<<<<

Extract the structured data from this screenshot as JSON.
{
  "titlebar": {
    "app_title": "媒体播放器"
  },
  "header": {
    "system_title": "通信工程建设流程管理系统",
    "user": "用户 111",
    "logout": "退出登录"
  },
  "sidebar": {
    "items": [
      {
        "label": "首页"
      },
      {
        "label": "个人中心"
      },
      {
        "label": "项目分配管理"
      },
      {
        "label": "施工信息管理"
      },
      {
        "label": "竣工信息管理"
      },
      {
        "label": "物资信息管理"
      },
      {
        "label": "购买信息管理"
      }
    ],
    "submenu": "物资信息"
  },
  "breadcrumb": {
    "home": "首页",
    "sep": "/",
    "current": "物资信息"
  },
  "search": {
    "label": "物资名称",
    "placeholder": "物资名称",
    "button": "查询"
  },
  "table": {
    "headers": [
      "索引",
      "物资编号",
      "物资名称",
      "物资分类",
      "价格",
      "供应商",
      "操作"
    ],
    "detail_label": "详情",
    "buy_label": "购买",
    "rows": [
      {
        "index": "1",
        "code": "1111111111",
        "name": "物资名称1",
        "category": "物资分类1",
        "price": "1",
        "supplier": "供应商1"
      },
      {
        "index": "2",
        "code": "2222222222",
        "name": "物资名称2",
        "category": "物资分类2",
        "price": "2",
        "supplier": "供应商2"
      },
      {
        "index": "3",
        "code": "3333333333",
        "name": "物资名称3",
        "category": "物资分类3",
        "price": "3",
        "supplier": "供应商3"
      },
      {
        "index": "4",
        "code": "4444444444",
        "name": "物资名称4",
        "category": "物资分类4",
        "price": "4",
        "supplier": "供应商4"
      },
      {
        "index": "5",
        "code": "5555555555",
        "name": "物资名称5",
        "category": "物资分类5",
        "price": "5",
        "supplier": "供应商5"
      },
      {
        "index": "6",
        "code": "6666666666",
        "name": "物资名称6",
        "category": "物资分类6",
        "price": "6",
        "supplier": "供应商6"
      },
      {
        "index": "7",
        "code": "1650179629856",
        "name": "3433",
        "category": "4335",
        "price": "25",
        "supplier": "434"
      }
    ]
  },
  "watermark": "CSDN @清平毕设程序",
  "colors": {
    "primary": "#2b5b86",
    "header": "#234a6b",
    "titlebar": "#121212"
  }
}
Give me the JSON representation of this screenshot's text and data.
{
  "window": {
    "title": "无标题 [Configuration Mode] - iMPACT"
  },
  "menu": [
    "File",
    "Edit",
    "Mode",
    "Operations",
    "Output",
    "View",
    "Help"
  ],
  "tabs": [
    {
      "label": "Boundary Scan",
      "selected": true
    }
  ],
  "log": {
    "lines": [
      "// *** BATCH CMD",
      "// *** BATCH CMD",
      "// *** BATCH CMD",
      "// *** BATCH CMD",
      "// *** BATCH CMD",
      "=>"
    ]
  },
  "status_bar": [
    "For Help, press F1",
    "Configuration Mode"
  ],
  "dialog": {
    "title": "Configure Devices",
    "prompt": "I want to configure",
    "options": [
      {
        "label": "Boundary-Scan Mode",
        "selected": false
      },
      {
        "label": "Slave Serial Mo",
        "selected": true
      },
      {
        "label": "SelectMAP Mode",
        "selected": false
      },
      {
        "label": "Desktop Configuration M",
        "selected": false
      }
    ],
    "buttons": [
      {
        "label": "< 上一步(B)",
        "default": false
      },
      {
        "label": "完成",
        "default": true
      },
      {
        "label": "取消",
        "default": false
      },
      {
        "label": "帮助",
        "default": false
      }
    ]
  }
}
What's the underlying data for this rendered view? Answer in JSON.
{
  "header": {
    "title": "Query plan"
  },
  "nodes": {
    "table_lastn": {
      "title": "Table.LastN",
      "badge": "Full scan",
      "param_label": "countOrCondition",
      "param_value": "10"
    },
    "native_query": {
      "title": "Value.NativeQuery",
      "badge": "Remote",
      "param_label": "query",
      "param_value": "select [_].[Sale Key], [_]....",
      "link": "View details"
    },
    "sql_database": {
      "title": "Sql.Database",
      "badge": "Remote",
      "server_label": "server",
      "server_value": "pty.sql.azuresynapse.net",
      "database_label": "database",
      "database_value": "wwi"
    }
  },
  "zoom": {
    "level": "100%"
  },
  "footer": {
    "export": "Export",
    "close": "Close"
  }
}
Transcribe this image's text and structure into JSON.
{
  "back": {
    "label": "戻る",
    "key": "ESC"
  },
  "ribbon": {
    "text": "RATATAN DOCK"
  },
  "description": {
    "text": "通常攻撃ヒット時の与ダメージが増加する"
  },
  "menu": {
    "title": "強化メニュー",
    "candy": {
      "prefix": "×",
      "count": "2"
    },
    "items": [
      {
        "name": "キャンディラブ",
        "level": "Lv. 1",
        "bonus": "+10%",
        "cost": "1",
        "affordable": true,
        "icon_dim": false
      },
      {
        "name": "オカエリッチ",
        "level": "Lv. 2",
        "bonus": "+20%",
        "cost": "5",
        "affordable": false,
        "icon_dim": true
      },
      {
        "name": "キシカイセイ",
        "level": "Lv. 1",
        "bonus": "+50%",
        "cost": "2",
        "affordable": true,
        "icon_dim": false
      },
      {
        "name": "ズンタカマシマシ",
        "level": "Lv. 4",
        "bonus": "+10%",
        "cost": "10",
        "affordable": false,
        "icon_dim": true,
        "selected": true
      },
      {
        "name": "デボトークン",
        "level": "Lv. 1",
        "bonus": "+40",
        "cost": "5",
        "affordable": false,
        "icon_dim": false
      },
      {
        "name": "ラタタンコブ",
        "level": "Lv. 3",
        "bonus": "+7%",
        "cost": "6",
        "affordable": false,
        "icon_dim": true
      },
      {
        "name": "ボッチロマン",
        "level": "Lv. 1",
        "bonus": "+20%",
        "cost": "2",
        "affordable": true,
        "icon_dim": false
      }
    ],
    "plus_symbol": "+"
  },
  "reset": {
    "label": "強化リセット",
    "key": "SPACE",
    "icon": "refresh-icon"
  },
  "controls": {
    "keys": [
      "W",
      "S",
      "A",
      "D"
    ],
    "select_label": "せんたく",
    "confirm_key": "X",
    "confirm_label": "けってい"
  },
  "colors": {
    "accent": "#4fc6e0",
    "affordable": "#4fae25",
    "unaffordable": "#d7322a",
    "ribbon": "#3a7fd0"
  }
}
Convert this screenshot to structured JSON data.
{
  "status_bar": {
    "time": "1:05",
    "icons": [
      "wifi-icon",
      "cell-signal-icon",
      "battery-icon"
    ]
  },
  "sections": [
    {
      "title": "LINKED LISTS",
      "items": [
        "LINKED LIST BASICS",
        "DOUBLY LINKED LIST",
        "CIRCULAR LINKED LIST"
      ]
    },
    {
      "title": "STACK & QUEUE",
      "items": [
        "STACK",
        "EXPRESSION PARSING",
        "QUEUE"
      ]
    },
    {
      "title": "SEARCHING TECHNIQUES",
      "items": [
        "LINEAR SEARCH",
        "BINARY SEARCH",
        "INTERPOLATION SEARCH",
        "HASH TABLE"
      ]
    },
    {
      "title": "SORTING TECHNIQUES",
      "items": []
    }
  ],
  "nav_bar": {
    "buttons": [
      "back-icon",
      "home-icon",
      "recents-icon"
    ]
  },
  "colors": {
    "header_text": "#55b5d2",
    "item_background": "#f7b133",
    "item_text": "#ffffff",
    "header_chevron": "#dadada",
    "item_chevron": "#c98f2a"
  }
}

>>>>

Give the number of lines in the listing above that contain "index", and nothing else.

7